Stored data entries
########################################
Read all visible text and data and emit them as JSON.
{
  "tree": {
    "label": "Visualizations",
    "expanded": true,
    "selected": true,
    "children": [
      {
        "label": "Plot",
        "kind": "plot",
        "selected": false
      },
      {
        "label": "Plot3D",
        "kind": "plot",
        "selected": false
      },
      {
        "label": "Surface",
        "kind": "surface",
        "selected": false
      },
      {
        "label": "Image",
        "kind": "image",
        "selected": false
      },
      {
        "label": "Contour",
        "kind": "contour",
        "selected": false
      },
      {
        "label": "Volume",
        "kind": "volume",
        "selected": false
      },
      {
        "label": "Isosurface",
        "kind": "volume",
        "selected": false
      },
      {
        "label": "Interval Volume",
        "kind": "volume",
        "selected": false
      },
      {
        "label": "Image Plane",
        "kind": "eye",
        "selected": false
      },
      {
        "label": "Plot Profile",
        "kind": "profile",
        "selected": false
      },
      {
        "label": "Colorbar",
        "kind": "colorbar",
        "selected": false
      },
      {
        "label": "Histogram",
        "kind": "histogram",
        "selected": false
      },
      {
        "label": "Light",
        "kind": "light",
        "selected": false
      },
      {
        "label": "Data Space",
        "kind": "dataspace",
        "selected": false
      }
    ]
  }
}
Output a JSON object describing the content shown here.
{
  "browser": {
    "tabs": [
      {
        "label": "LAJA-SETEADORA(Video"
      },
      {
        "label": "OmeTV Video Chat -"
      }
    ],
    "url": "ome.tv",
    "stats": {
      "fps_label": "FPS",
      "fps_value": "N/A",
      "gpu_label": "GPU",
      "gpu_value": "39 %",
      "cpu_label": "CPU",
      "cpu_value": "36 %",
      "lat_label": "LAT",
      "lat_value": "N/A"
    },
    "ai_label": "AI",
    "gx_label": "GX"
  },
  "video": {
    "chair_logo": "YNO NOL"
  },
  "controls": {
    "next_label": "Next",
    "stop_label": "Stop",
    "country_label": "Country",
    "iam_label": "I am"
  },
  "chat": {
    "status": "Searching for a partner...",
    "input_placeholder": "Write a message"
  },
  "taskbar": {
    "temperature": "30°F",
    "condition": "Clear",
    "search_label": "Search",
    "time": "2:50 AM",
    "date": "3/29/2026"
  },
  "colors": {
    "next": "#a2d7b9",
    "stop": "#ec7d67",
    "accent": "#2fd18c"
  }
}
########################################
Tell how many lines hold the string "JSON", giving the number and nothing else.

Response to the task: 2